Entries supplied —

----

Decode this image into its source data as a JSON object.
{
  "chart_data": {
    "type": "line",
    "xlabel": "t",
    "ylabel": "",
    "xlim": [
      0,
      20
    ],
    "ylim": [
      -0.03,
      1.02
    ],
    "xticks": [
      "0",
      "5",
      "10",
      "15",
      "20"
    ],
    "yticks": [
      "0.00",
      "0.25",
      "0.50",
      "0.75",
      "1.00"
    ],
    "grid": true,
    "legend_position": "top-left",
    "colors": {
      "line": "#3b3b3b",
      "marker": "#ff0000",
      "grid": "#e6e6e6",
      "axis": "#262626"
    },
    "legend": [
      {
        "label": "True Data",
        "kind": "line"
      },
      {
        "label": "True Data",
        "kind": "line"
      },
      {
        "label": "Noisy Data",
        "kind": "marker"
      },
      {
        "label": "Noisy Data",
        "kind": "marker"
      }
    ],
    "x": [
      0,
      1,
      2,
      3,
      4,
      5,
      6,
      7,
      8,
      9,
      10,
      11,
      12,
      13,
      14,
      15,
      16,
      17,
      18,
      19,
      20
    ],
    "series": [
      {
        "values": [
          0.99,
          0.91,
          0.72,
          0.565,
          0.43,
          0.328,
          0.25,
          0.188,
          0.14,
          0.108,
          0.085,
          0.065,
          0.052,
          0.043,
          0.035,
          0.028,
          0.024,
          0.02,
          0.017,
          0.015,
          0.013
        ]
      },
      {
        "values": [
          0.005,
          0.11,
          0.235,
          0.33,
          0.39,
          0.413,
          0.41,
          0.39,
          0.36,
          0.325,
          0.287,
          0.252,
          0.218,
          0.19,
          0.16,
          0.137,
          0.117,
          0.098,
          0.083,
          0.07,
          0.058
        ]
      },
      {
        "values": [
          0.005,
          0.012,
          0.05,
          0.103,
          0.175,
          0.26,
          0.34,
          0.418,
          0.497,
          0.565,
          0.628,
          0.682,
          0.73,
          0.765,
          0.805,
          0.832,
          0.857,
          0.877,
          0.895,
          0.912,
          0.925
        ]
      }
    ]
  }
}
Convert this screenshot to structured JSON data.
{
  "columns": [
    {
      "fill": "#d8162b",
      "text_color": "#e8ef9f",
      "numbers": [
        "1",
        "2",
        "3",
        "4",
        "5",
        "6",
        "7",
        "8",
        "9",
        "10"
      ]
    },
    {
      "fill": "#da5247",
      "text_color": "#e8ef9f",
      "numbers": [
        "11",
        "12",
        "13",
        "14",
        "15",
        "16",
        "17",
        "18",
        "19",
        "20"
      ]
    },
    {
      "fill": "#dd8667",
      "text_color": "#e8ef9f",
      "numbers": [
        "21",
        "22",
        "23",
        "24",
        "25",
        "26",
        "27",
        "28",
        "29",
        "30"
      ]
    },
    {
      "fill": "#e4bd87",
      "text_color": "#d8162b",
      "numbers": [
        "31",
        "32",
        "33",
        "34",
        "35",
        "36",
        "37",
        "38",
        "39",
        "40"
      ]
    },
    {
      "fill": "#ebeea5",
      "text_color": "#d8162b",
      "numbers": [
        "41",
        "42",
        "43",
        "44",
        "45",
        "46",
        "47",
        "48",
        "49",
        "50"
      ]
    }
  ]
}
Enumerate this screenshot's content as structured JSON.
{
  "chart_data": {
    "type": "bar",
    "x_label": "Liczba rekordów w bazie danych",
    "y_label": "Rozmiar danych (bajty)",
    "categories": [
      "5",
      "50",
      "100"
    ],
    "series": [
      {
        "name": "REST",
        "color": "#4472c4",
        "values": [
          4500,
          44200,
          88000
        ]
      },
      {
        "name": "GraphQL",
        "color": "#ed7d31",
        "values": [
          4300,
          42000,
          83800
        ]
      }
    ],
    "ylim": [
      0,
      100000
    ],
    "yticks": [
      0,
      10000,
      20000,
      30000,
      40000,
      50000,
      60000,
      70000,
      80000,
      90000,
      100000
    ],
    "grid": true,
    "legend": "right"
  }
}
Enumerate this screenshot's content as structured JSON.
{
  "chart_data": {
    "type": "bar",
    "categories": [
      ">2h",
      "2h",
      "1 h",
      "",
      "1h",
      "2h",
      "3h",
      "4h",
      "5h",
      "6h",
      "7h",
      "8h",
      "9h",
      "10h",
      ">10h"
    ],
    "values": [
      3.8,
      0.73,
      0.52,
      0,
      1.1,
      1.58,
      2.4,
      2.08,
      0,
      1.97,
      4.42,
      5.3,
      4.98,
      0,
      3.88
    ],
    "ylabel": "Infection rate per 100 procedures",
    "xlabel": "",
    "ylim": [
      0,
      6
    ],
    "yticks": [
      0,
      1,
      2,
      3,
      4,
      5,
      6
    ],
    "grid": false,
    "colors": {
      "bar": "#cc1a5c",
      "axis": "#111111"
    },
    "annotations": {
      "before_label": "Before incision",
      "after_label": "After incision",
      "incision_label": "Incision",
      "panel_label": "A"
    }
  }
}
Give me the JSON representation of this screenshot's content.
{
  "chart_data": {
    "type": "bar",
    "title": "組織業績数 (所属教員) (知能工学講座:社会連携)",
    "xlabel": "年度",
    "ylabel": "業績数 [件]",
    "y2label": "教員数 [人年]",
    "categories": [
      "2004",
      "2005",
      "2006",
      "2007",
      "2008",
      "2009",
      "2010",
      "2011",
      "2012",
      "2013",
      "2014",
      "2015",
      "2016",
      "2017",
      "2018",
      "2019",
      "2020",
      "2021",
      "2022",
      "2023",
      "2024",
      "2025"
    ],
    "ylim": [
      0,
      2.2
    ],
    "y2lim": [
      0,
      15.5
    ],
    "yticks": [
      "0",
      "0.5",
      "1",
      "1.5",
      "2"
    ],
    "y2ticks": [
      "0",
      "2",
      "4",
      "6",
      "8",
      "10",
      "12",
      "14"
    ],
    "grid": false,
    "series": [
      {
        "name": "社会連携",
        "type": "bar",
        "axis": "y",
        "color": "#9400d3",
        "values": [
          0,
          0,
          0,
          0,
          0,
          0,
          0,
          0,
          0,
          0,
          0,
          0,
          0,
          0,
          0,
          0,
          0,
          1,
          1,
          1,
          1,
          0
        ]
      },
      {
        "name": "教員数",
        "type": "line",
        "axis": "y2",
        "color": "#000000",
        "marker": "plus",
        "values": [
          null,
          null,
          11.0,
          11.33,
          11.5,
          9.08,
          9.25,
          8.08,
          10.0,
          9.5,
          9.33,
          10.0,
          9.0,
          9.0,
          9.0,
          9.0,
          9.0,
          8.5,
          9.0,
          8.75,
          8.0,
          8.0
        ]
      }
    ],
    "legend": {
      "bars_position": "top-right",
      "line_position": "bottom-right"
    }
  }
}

----

Given problem — Print the records above in full, exactly.

Full solution —
Decode this image into its source data as a JSON object.
{
  "chart_data": {
    "type": "line",
    "xlabel": "t",
    "ylabel": "",
    "xlim": [
      0,
      20
    ],
    "ylim": [
      -0.03,
      1.02
    ],
    "xticks": [
      "0",
      "5",
      "10",
      "15",
      "20"
    ],
    "yticks": [
      "0.00",
      "0.25",
      "0.50",
      "0.75",
      "1.00"
    ],
    "grid": true,
    "legend_position": "top-left",
    "colors": {
      "line": "#3b3b3b",
      "marker": "#ff0000",
      "grid": "#e6e6e6",
      "axis": "#262626"
    },
    "legend": [
      {
        "label": "True Data",
        "kind": "line"
      },
      {
        "label": "True Data",
        "kind": "line"
      },
      {
        "label": "Noisy Data",
        "kind": "marker"
      },
      {
        "label": "Noisy Data",
        "kind": "marker"
      }
    ],
    "x": [
      0,
      1,
      2,
      3,
      4,
      5,
      6,
      7,
      8,
      9,
      10,
      11,
      12,
      13,
      14,
      15,
      16,
      17,
      18,
      19,
      20
    ],
    "series": [
      {
        "values": [
          0.99,
          0.91,
          0.72,
          0.565,
          0.43,
          0.328,
          0.25,
          0.188,
          0.14,
          0.108,
          0.085,
          0.065,
          0.052,
          0.043,
          0.035,
          0.028,
          0.024,
          0.02,
          0.017,
          0.015,
          0.013
        ]
      },
      {
        "values": [
          0.005,
          0.11,
          0.235,
          0.33,
          0.39,
          0.413,
          0.41,
          0.39,
          0.36,
          0.325,
          0.287,
          0.252,
          0.218,
          0.19,
          0.16,
          0.137,
          0.117,
          0.098,
          0.083,
          0.07,
          0.058
        ]
      },
      {
        "values": [
          0.005,
          0.012,
          0.05,
          0.103,
          0.175,
          0.26,
          0.34,
          0.418,
          0.497,
          0.565,
          0.628,
          0.682,
          0.73,
          0.765,
          0.805,
          0.832,
          0.857,
          0.877,
          0.895,
          0.912,
          0.925
        ]
      }
    ]
  }
}
Convert this screenshot to structured JSON data.
{
  "columns": [
    {
      "fill": "#d8162b",
      "text_color": "#e8ef9f",
      "numbers": [
        "1",
        "2",
        "3",
        "4",
        "5",
        "6",
        "7",
        "8",
        "9",
        "10"
      ]
    },
    {
      "fill": "#da5247",
      "text_color": "#e8ef9f",
      "numbers": [
        "11",
        "12",
        "13",
        "14",
        "15",
        "16",
        "17",
        "18",
        "19",
        "20"
      ]
    },
    {
      "fill": "#dd8667",
      "text_color": "#e8ef9f",
      "numbers": [
        "21",
        "22",
        "23",
        "24",
        "25",
        "26",
        "27",
        "28",
        "29",
        "30"
      ]
    },
    {
      "fill": "#e4bd87",
      "text_color": "#d8162b",
      "numbers": [
        "31",
        "32",
        "33",
        "34",
        "35",
        "36",
        "37",
        "38",
        "39",
        "40"
      ]
    },
    {
      "fill": "#ebeea5",
      "text_color": "#d8162b",
      "numbers": [
        "41",
        "42",
        "43",
        "44",
        "45",
        "46",
        "47",
        "48",
        "49",
        "50"
      ]
    }
  ]
}
Enumerate this screenshot's content as structured JSON.
{
  "chart_data": {
    "type": "bar",
    "x_label": "Liczba rekordów w bazie danych",
    "y_label": "Rozmiar danych (bajty)",
    "categories": [
      "5",
      "50",
      "100"
    ],
    "series": [
      {
        "name": "REST",
        "color": "#4472c4",
        "values": [
          4500,
          44200,
          88000
        ]
      },
      {
        "name": "GraphQL",
        "color": "#ed7d31",
        "values": [
          4300,
          42000,
          83800
        ]
      }
    ],
    "ylim": [
      0,
      100000
    ],
    "yticks": [
      0,
      10000,
      20000,
      30000,
      40000,
      50000,
      60000,
      70000,
      80000,
      90000,
      100000
    ],
    "grid": true,
    "legend": "right"
  }
}
Enumerate this screenshot's content as structured JSON.
{
  "chart_data": {
    "type": "bar",
    "categories": [
      ">2h",
      "2h",
      "1 h",
      "",
      "1h",
      "2h",
      "3h",
      "4h",
      "5h",
      "6h",
      "7h",
      "8h",
      "9h",
      "10h",
      ">10h"
    ],
    "values": [
      3.8,
      0.73,
      0.52,
      0,
      1.1,
      1.58,
      2.4,
      2.08,
      0,
      1.97,
      4.42,
      5.3,
      4.98,
      0,
      3.88
    ],
    "ylabel": "Infection rate per 100 procedures",
    "xlabel": "",
    "ylim": [
      0,
      6
    ],
    "yticks": [
      0,
      1,
      2,
      3,
      4,
      5,
      6
    ],
    "grid": false,
    "colors": {
      "bar": "#cc1a5c",
      "axis": "#111111"
    },
    "annotations": {
      "before_label": "Before incision",
      "after_label": "After incision",
      "incision_label": "Incision",
      "panel_label": "A"
    }
  }
}
Give me the JSON representation of this screenshot's content.
{
  "chart_data": {
    "type": "bar",
    "title": "組織業績数 (所属教員) (知能工学講座:社会連携)",
    "xlabel": "年度",
    "ylabel": "業績数 [件]",
    "y2label": "教員数 [人年]",
    "categories": [
      "2004",
      "2005",
      "2006",
      "2007",
      "2008",
      "2009",
      "2010",
      "2011",
      "2012",
      "2013",
      "2014",
      "2015",
      "2016",
      "2017",
      "2018",
      "2019",
      "2020",
      "2021",
      "2022",
      "2023",
      "2024",
      "2025"
    ],
    "ylim": [
      0,
      2.2
    ],
    "y2lim": [
      0,
      15.5
    ],
    "yticks": [
      "0",
      "0.5",
      "1",
      "1.5",
      "2"
    ],
    "y2ticks": [
      "0",
      "2",
      "4",
      "6",
      "8",
      "10",
      "12",
      "14"
    ],
    "grid": false,
    "series": [
      {
        "name": "社会連携",
        "type": "bar",
        "axis": "y",
        "color": "#9400d3",
        "values": [
          0,
          0,
          0,
          0,
          0,
          0,
          0,
          0,
          0,
          0,
          0,
          0,
          0,
          0,
          0,
          0,
          0,
          1,
          1,
          1,
          1,
          0
        ]
      },
      {
        "name": "教員数",
        "type": "line",
        "axis": "y2",
        "color": "#000000",
        "marker": "plus",
        "values": [
          null,
          null,
          11.0,
          11.33,
          11.5,
          9.08,
          9.25,
          8.08,
          10.0,
          9.5,
          9.33,
          10.0,
          9.0,
          9.0,
          9.0,
          9.0,
          9.0,
          8.5,
          9.0,
          8.75,
          8.0,
          8.0
        ]
      }
    ],
    "legend": {
      "bars_position": "top-right",
      "line_position": "bottom-right"
    }
  }
}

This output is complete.